| Given exercise |
In the entries that follow, how many lines contain the word "revolución"? Answer with the number only.

| Data for this task |
--*--

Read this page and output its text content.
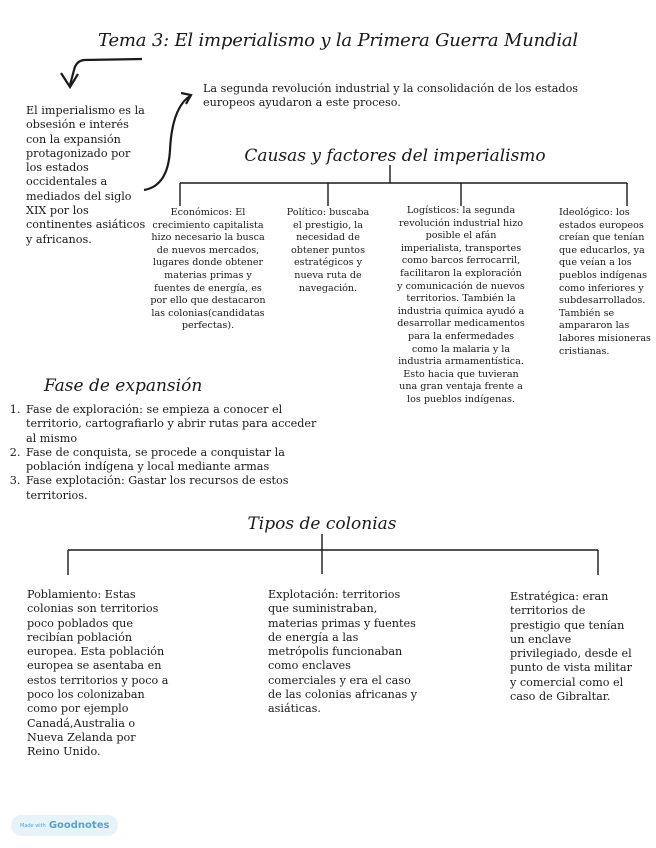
Tema 3: El imperialismo y la Primera Guerra Mundial
El imperialismo es la obsesión e interés con la expansión protagonizado por los estados occidentales a mediados del siglo XIX por los continentes asiáticos y africanos.
La segunda revolución industrial y la consolidación de los estados europeos ayudaron a este proceso.
Causas y factores del imperialismo
Económicos: El crecimiento capitalista hizo necesario la busca de nuevos mercados, lugares donde obtener materias primas y fuentes de energía, es por ello que destacaron las colonias(candidatas perfectas).
Político: buscaba el prestigio, la necesidad de obtener puntos estratégicos y nueva ruta de navegación.
Logísticos: la segunda revolución industrial hizo posible el afán imperialista, transportes como barcos ferrocarril, facilitaron la exploración y comunicación de nuevos territorios. También la industria química ayudó a desarrollar medicamentos para la enfermedades como la malaria y la industria armamentística. Esto hacia que tuvieran una gran ventaja frente a los pueblos indígenas.
Ideológico: los estados europeos creían que tenían que educarlos, ya que veían a los pueblos indígenas como inferiores y subdesarrollados. También se ampararon las labores misioneras cristianas.
Fase de expansión
1. Fase de exploración: se empieza a conocer el territorio, cartografiarlo y abrir rutas para acceder al mismo
2. Fase de conquista, se procede a conquistar la población indígena y local mediante armas
3. Fase explotación: Gastar los recursos de estos territorios.
Tipos de colonias
Poblamiento: Estas colonias son territorios poco poblados que recibían población europea. Esta población europea se asentaba en estos territorios y poco a poco los colonizaban como por ejemplo Canadá,Australia o Nueva Zelanda por Reino Unido.
Explotación: territorios que suministraban, materias primas y fuentes de energía a las metrópolis funcionaban como enclaves comerciales y era el caso de las colonias africanas y asiáticas.
Estratégica: eran territorios de prestigio que tenían un enclave privilegiado, desde el punto de vista militar y comercial como el caso de Gibraltar.
Made with Goodnotes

--*--

| Output |
2